> **Task prompt**:
Copy every one of the records below word for word, keeping each line unchanged.

>> START

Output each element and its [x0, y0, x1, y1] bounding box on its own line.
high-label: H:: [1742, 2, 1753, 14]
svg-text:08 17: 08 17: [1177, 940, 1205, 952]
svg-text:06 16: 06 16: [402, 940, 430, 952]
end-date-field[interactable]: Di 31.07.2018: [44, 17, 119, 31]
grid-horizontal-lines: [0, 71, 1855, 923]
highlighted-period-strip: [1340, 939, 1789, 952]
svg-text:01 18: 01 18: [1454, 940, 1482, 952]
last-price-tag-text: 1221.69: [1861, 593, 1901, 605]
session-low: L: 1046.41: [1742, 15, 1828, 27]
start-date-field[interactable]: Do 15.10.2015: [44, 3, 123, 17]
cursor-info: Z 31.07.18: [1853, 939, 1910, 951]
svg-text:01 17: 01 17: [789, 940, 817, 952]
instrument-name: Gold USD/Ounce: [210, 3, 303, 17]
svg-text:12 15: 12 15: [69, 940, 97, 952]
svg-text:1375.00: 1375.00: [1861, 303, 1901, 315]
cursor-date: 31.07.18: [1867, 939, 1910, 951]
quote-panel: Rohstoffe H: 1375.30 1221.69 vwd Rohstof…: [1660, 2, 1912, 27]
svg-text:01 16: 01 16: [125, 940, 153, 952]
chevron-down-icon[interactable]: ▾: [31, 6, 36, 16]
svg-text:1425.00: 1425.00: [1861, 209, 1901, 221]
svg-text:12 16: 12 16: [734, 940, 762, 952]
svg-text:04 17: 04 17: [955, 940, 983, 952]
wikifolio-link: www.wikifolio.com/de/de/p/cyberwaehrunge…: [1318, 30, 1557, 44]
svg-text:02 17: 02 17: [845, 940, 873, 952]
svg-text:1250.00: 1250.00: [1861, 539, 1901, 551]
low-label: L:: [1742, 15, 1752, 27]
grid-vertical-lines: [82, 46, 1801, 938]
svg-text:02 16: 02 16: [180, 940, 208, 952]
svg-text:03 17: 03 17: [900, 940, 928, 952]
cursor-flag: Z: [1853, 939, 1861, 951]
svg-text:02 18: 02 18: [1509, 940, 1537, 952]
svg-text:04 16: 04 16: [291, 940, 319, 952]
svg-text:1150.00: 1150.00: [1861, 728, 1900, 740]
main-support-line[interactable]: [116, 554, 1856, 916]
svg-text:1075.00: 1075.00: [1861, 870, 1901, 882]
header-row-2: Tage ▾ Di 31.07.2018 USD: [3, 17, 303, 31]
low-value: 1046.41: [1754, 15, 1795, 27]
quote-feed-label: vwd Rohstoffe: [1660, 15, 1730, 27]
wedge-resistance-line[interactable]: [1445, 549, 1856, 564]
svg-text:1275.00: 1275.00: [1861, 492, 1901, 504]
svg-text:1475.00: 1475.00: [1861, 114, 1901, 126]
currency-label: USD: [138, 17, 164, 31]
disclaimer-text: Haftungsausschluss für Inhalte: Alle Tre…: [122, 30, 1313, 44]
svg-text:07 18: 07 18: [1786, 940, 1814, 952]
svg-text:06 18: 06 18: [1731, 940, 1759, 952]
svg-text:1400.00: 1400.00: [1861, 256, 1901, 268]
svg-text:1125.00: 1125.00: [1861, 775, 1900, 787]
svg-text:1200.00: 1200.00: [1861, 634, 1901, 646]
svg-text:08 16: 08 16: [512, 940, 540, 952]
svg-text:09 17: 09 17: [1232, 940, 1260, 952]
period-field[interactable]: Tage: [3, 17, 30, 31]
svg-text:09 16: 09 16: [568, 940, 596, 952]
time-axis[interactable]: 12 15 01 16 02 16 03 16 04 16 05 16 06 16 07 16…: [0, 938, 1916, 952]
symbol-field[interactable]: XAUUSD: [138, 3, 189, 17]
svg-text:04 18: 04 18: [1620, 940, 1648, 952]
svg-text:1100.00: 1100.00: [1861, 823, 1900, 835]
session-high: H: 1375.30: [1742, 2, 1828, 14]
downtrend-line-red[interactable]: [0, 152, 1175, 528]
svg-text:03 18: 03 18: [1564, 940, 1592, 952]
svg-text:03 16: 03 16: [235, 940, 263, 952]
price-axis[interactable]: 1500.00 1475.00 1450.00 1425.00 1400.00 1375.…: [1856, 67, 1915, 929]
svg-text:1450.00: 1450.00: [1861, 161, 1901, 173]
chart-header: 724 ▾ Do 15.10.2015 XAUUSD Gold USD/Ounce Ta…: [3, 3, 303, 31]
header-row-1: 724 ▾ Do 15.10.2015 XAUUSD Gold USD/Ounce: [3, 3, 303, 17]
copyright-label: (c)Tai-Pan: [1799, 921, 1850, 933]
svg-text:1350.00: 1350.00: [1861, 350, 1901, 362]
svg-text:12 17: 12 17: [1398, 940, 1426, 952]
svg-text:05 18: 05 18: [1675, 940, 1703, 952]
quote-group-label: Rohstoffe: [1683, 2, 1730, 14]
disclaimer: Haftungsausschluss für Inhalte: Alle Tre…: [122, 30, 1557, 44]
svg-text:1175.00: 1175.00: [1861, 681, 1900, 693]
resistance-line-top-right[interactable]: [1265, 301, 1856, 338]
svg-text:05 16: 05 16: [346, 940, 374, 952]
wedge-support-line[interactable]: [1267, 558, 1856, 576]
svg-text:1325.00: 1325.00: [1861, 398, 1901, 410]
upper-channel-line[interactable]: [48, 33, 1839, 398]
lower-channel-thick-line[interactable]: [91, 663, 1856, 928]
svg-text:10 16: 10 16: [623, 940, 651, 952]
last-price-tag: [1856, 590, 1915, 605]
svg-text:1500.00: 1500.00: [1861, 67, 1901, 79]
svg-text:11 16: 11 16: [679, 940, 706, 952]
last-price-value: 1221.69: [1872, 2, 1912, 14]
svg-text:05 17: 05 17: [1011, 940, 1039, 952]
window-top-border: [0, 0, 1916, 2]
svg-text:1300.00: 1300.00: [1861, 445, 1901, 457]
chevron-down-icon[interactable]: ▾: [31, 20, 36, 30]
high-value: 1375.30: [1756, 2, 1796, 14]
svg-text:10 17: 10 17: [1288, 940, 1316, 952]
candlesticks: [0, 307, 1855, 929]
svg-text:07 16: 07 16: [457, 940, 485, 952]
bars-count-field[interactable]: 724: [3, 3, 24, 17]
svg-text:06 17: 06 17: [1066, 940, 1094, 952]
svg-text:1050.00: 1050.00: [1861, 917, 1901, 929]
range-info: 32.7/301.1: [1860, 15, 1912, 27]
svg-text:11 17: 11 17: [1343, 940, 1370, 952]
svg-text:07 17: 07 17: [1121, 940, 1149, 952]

>> END

> **Result below**:
Output each element and its [x0, y0, x1, y1] bounding box on its own line.
high-label: H:: [1742, 2, 1753, 14]
svg-text:08 17: 08 17: [1177, 940, 1205, 952]
svg-text:06 16: 06 16: [402, 940, 430, 952]
end-date-field[interactable]: Di 31.07.2018: [44, 17, 119, 31]
grid-horizontal-lines: [0, 71, 1855, 923]
highlighted-period-strip: [1340, 939, 1789, 952]
svg-text:01 18: 01 18: [1454, 940, 1482, 952]
last-price-tag-text: 1221.69: [1861, 593, 1901, 605]
session-low: L: 1046.41: [1742, 15, 1828, 27]
start-date-field[interactable]: Do 15.10.2015: [44, 3, 123, 17]
cursor-info: Z 31.07.18: [1853, 939, 1910, 951]
svg-text:01 17: 01 17: [789, 940, 817, 952]
instrument-name: Gold USD/Ounce: [210, 3, 303, 17]
svg-text:12 15: 12 15: [69, 940, 97, 952]
svg-text:1375.00: 1375.00: [1861, 303, 1901, 315]
cursor-date: 31.07.18: [1867, 939, 1910, 951]
quote-panel: Rohstoffe H: 1375.30 1221.69 vwd Rohstof…: [1660, 2, 1912, 27]
svg-text:01 16: 01 16: [125, 940, 153, 952]
chevron-down-icon[interactable]: ▾: [31, 6, 36, 16]
svg-text:1425.00: 1425.00: [1861, 209, 1901, 221]
svg-text:12 16: 12 16: [734, 940, 762, 952]
svg-text:04 17: 04 17: [955, 940, 983, 952]
wikifolio-link: www.wikifolio.com/de/de/p/cyberwaehrunge…: [1318, 30, 1557, 44]
svg-text:02 17: 02 17: [845, 940, 873, 952]
svg-text:1250.00: 1250.00: [1861, 539, 1901, 551]
low-label: L:: [1742, 15, 1752, 27]
grid-vertical-lines: [82, 46, 1801, 938]
svg-text:02 16: 02 16: [180, 940, 208, 952]
svg-text:03 17: 03 17: [900, 940, 928, 952]
cursor-flag: Z: [1853, 939, 1861, 951]
svg-text:02 18: 02 18: [1509, 940, 1537, 952]
svg-text:04 16: 04 16: [291, 940, 319, 952]
svg-text:1150.00: 1150.00: [1861, 728, 1900, 740]
main-support-line[interactable]: [116, 554, 1856, 916]
svg-text:1075.00: 1075.00: [1861, 870, 1901, 882]
header-row-2: Tage ▾ Di 31.07.2018 USD: [3, 17, 303, 31]
low-value: 1046.41: [1754, 15, 1795, 27]
quote-feed-label: vwd Rohstoffe: [1660, 15, 1730, 27]
wedge-resistance-line[interactable]: [1445, 549, 1856, 564]
svg-text:1275.00: 1275.00: [1861, 492, 1901, 504]
svg-text:1475.00: 1475.00: [1861, 114, 1901, 126]
currency-label: USD: [138, 17, 164, 31]
disclaimer-text: Haftungsausschluss für Inhalte: Alle Tre…: [122, 30, 1313, 44]
svg-text:07 18: 07 18: [1786, 940, 1814, 952]
svg-text:06 18: 06 18: [1731, 940, 1759, 952]
svg-text:1400.00: 1400.00: [1861, 256, 1901, 268]
svg-text:1125.00: 1125.00: [1861, 775, 1900, 787]
svg-text:1200.00: 1200.00: [1861, 634, 1901, 646]
svg-text:08 16: 08 16: [512, 940, 540, 952]
svg-text:09 17: 09 17: [1232, 940, 1260, 952]
period-field[interactable]: Tage: [3, 17, 30, 31]
svg-text:09 16: 09 16: [568, 940, 596, 952]
time-axis[interactable]: 12 15 01 16 02 16 03 16 04 16 05 16 06 16 07 16…: [0, 938, 1916, 952]
symbol-field[interactable]: XAUUSD: [138, 3, 189, 17]
svg-text:04 18: 04 18: [1620, 940, 1648, 952]
svg-text:1100.00: 1100.00: [1861, 823, 1900, 835]
session-high: H: 1375.30: [1742, 2, 1828, 14]
downtrend-line-red[interactable]: [0, 152, 1175, 528]
svg-text:03 18: 03 18: [1564, 940, 1592, 952]
svg-text:03 16: 03 16: [235, 940, 263, 952]
price-axis[interactable]: 1500.00 1475.00 1450.00 1425.00 1400.00 1375.…: [1856, 67, 1915, 929]
svg-text:1450.00: 1450.00: [1861, 161, 1901, 173]
chart-header: 724 ▾ Do 15.10.2015 XAUUSD Gold USD/Ounce Ta…: [3, 3, 303, 31]
header-row-1: 724 ▾ Do 15.10.2015 XAUUSD Gold USD/Ounce: [3, 3, 303, 17]
copyright-label: (c)Tai-Pan: [1799, 921, 1850, 933]
svg-text:1350.00: 1350.00: [1861, 350, 1901, 362]
svg-text:12 17: 12 17: [1398, 940, 1426, 952]
svg-text:05 18: 05 18: [1675, 940, 1703, 952]
quote-group-label: Rohstoffe: [1683, 2, 1730, 14]
disclaimer: Haftungsausschluss für Inhalte: Alle Tre…: [122, 30, 1557, 44]
svg-text:1175.00: 1175.00: [1861, 681, 1900, 693]
resistance-line-top-right[interactable]: [1265, 301, 1856, 338]
svg-text:05 16: 05 16: [346, 940, 374, 952]
wedge-support-line[interactable]: [1267, 558, 1856, 576]
svg-text:1325.00: 1325.00: [1861, 398, 1901, 410]
upper-channel-line[interactable]: [48, 33, 1839, 398]
lower-channel-thick-line[interactable]: [91, 663, 1856, 928]
svg-text:10 16: 10 16: [623, 940, 651, 952]
last-price-tag: [1856, 590, 1915, 605]
svg-text:1500.00: 1500.00: [1861, 67, 1901, 79]
svg-text:11 16: 11 16: [679, 940, 706, 952]
last-price-value: 1221.69: [1872, 2, 1912, 14]
svg-text:05 17: 05 17: [1011, 940, 1039, 952]
window-top-border: [0, 0, 1916, 2]
svg-text:1300.00: 1300.00: [1861, 445, 1901, 457]
chevron-down-icon[interactable]: ▾: [31, 20, 36, 30]
high-value: 1375.30: [1756, 2, 1796, 14]
svg-text:10 17: 10 17: [1288, 940, 1316, 952]
candlesticks: [0, 307, 1855, 929]
svg-text:07 16: 07 16: [457, 940, 485, 952]
bars-count-field[interactable]: 724: [3, 3, 24, 17]
svg-text:06 17: 06 17: [1066, 940, 1094, 952]
svg-text:1050.00: 1050.00: [1861, 917, 1901, 929]
range-info: 32.7/301.1: [1860, 15, 1912, 27]
svg-text:11 17: 11 17: [1343, 940, 1370, 952]
svg-text:07 17: 07 17: [1121, 940, 1149, 952]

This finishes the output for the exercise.